▶ PROBLEM TO WORK ON: Only the pictures are left out: repeat the rest of the entries exactly.

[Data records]
- - -
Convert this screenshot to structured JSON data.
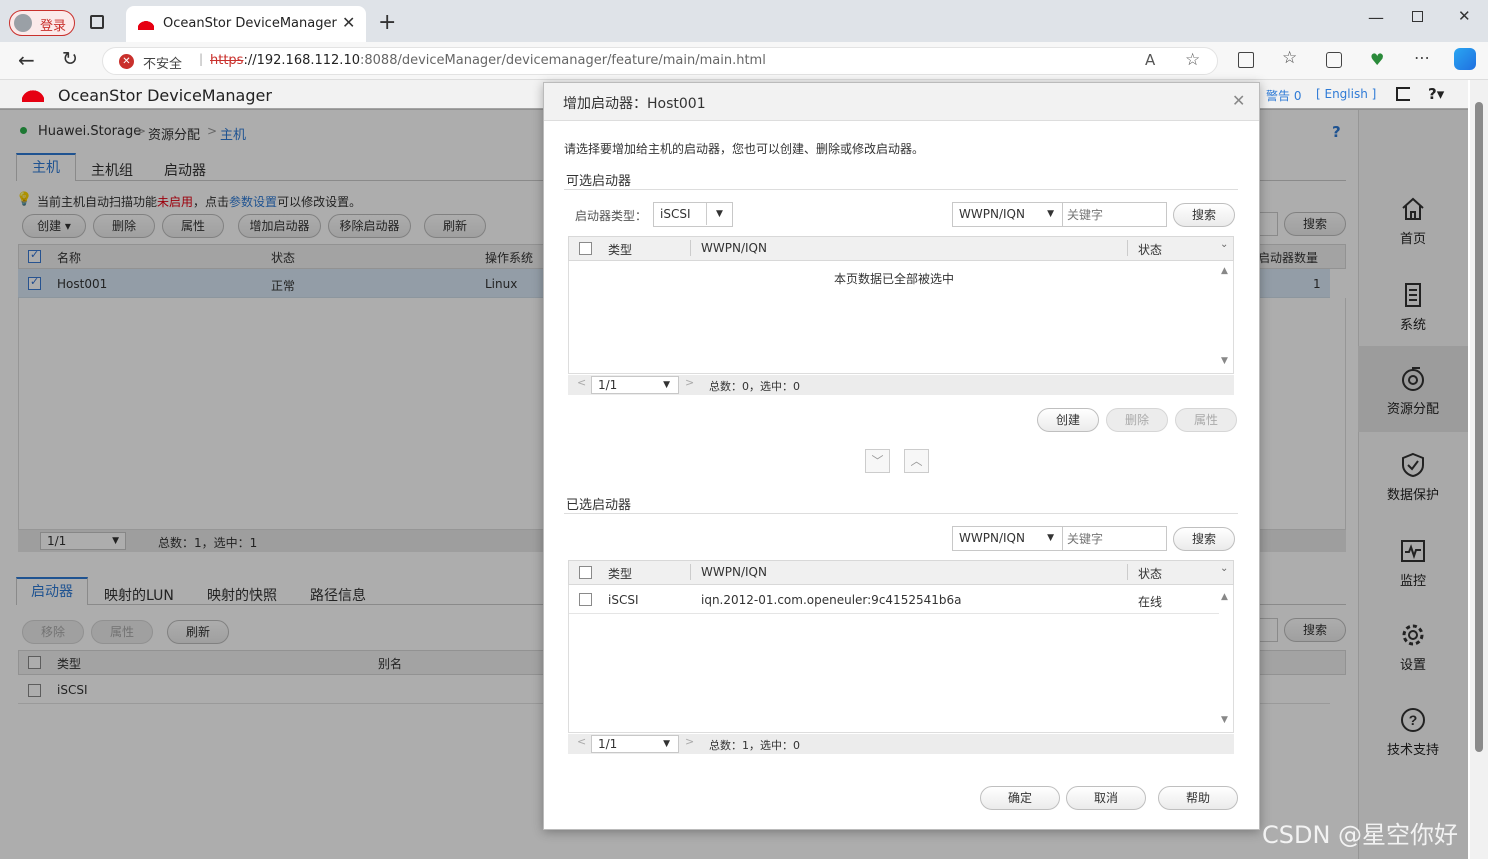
{
  "browser": {
    "login_label": "登录",
    "tab_title": "OceanStor DeviceManager",
    "insecure_label": "不安全",
    "url_scheme": "https",
    "url_host": "://192.168.112.10",
    "url_rest": ":8088/deviceManager/devicemanager/feature/main/main.html"
  },
  "app": {
    "title": "OceanStor DeviceManager",
    "alarm_label": "警告 0",
    "language_label": "[ English ]",
    "breadcrumb": [
      "Huawei.Storage",
      "资源分配",
      "主机"
    ],
    "help_q": "?"
  },
  "main": {
    "tabs": [
      "主机",
      "主机组",
      "启动器"
    ],
    "notice_prefix": "当前主机自动扫描功能",
    "notice_state": "未启用",
    "notice_mid": "，点击",
    "notice_link": "参数设置",
    "notice_suffix": "可以修改设置。",
    "toolbar": [
      "创建",
      "删除",
      "属性",
      "增加启动器",
      "移除启动器",
      "刷新"
    ],
    "search_label": "搜索",
    "columns": [
      "名称",
      "状态",
      "操作系统",
      "启动器数量"
    ],
    "rows": [
      {
        "name": "Host001",
        "status": "正常",
        "os": "Linux",
        "count": "1"
      }
    ],
    "pager": "1/1",
    "summary": "总数：1，选中：1",
    "bottom_tabs": [
      "启动器",
      "映射的LUN",
      "映射的快照",
      "路径信息"
    ],
    "bottom_toolbar": [
      "移除",
      "属性",
      "刷新"
    ],
    "bottom_search": "搜索",
    "bottom_columns": [
      "类型",
      "别名"
    ],
    "bottom_rows": [
      {
        "type": "iSCSI"
      }
    ]
  },
  "sidebar": {
    "items": [
      {
        "label": "首页",
        "icon": "home-icon"
      },
      {
        "label": "系统",
        "icon": "system-icon"
      },
      {
        "label": "资源分配",
        "icon": "resource-icon"
      },
      {
        "label": "数据保护",
        "icon": "shield-icon"
      },
      {
        "label": "监控",
        "icon": "monitor-icon"
      },
      {
        "label": "设置",
        "icon": "gear-icon"
      },
      {
        "label": "技术支持",
        "icon": "help-icon"
      }
    ]
  },
  "dialog": {
    "title": "增加启动器：Host001",
    "intro": "请选择要增加给主机的启动器，您也可以创建、删除或修改启动器。",
    "available_title": "可选启动器",
    "type_label": "启动器类型：",
    "type_value": "iSCSI",
    "filter_value": "WWPN/IQN",
    "keyword_placeholder": "关键字",
    "search_label": "搜索",
    "columns": [
      "类型",
      "WWPN/IQN",
      "状态"
    ],
    "available_empty": "本页数据已全部被选中",
    "available_pager": "1/1",
    "available_summary": "总数：0，选中：0",
    "available_actions": [
      "创建",
      "删除",
      "属性"
    ],
    "selected_title": "已选启动器",
    "selected_rows": [
      {
        "type": "iSCSI",
        "wwpn": "iqn.2012-01.com.openeuler:9c4152541b6a",
        "status": "在线"
      }
    ],
    "selected_pager": "1/1",
    "selected_summary": "总数：1，选中：0",
    "footer": [
      "确定",
      "取消",
      "帮助"
    ]
  },
  "watermark": "CSDN @星空你好"
}
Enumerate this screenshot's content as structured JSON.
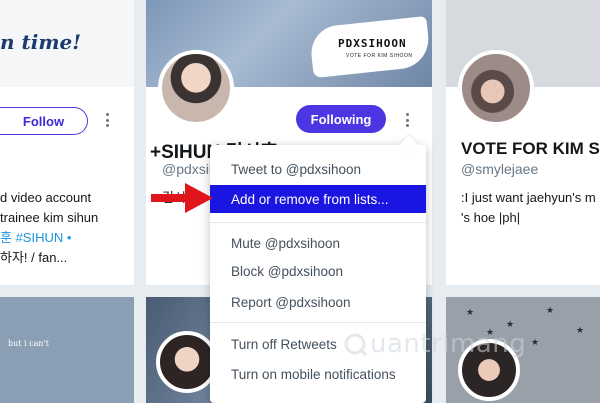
{
  "card1": {
    "banner_text": "n time!",
    "follow_label": "Follow",
    "bio_lines": [
      "d video account",
      "trainee kim sihun",
      "훈 #SIHUN •",
      "하자! / fan..."
    ]
  },
  "card2": {
    "banner_logo": "PDXSIHOON",
    "banner_sub": "VOTE FOR KIM SIHOON",
    "following_label": "Following",
    "name": "+SIHUN 김시훈",
    "handle": "@pdxsihoon",
    "bio_partial": "김시훈"
  },
  "card3": {
    "name": "VOTE FOR KIM S",
    "handle": "@smylejaee",
    "bio_lines": [
      ":I just want jaehyun's m",
      "'s hoe |ph|"
    ]
  },
  "card4": {
    "bubble_text": "but i can't"
  },
  "menu": {
    "items": [
      "Tweet to @pdxsihoon",
      "Add or remove from lists...",
      "Mute @pdxsihoon",
      "Block @pdxsihoon",
      "Report @pdxsihoon",
      "Turn off Retweets",
      "Turn on mobile notifications"
    ]
  },
  "watermark": "uantrimang",
  "colors": {
    "accent": "#4c36e4",
    "active_menu": "#1a15e0",
    "arrow": "#e0141b"
  },
  "icons": [
    "more-vertical-icon",
    "red-arrow-icon",
    "quantrimang-logo-icon"
  ]
}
- - -
▶ SOLUTION FOR THIS EXERCISE:
Convert this screenshot to structured JSON data.
{
  "browser": {
    "login_label": "登录",
    "tab_title": "OceanStor DeviceManager",
    "insecure_label": "不安全",
    "url_scheme": "https",
    "url_host": "://192.168.112.10",
    "url_rest": ":8088/deviceManager/devicemanager/feature/main/main.html"
  },
  "app": {
    "title": "OceanStor DeviceManager",
    "alarm_label": "警告 0",
    "language_label": "[ English ]",
    "breadcrumb": [
      "Huawei.Storage",
      "资源分配",
      "主机"
    ],
    "help_q": "?"
  },
  "main": {
    "tabs": [
      "主机",
      "主机组",
      "启动器"
    ],
    "notice_prefix": "当前主机自动扫描功能",
    "notice_state": "未启用",
    "notice_mid": "，点击",
    "notice_link": "参数设置",
    "notice_suffix": "可以修改设置。",
    "toolbar": [
      "创建",
      "删除",
      "属性",
      "增加启动器",
      "移除启动器",
      "刷新"
    ],
    "search_label": "搜索",
    "columns": [
      "名称",
      "状态",
      "操作系统",
      "启动器数量"
    ],
    "rows": [
      {
        "name": "Host001",
        "status": "正常",
        "os": "Linux",
        "count": "1"
      }
    ],
    "pager": "1/1",
    "summary": "总数：1，选中：1",
    "bottom_tabs": [
      "启动器",
      "映射的LUN",
      "映射的快照",
      "路径信息"
    ],
    "bottom_toolbar": [
      "移除",
      "属性",
      "刷新"
    ],
    "bottom_search": "搜索",
    "bottom_columns": [
      "类型",
      "别名"
    ],
    "bottom_rows": [
      {
        "type": "iSCSI"
      }
    ]
  },
  "sidebar": {
    "items": [
      {
        "label": "首页",
        "icon": "home-icon"
      },
      {
        "label": "系统",
        "icon": "system-icon"
      },
      {
        "label": "资源分配",
        "icon": "resource-icon"
      },
      {
        "label": "数据保护",
        "icon": "shield-icon"
      },
      {
        "label": "监控",
        "icon": "monitor-icon"
      },
      {
        "label": "设置",
        "icon": "gear-icon"
      },
      {
        "label": "技术支持",
        "icon": "help-icon"
      }
    ]
  },
  "dialog": {
    "title": "增加启动器：Host001",
    "intro": "请选择要增加给主机的启动器，您也可以创建、删除或修改启动器。",
    "available_title": "可选启动器",
    "type_label": "启动器类型：",
    "type_value": "iSCSI",
    "filter_value": "WWPN/IQN",
    "keyword_placeholder": "关键字",
    "search_label": "搜索",
    "columns": [
      "类型",
      "WWPN/IQN",
      "状态"
    ],
    "available_empty": "本页数据已全部被选中",
    "available_pager": "1/1",
    "available_summary": "总数：0，选中：0",
    "available_actions": [
      "创建",
      "删除",
      "属性"
    ],
    "selected_title": "已选启动器",
    "selected_rows": [
      {
        "type": "iSCSI",
        "wwpn": "iqn.2012-01.com.openeuler:9c4152541b6a",
        "status": "在线"
      }
    ],
    "selected_pager": "1/1",
    "selected_summary": "总数：1，选中：0",
    "footer": [
      "确定",
      "取消",
      "帮助"
    ]
  },
  "watermark": "CSDN @星空你好"
}
Enumerate this screenshot's content as structured JSON.
{
  "card1": {
    "banner_text": "n time!",
    "follow_label": "Follow",
    "bio_lines": [
      "d video account",
      "trainee kim sihun",
      "훈 #SIHUN •",
      "하자! / fan..."
    ]
  },
  "card2": {
    "banner_logo": "PDXSIHOON",
    "banner_sub": "VOTE FOR KIM SIHOON",
    "following_label": "Following",
    "name": "+SIHUN 김시훈",
    "handle": "@pdxsihoon",
    "bio_partial": "김시훈"
  },
  "card3": {
    "name": "VOTE FOR KIM S",
    "handle": "@smylejaee",
    "bio_lines": [
      ":I just want jaehyun's m",
      "'s hoe |ph|"
    ]
  },
  "card4": {
    "bubble_text": "but i can't"
  },
  "menu": {
    "items": [
      "Tweet to @pdxsihoon",
      "Add or remove from lists...",
      "Mute @pdxsihoon",
      "Block @pdxsihoon",
      "Report @pdxsihoon",
      "Turn off Retweets",
      "Turn on mobile notifications"
    ]
  },
  "watermark": "uantrimang",
  "colors": {
    "accent": "#4c36e4",
    "active_menu": "#1a15e0",
    "arrow": "#e0141b"
  },
  "icons": [
    "more-vertical-icon",
    "red-arrow-icon",
    "quantrimang-logo-icon"
  ]
}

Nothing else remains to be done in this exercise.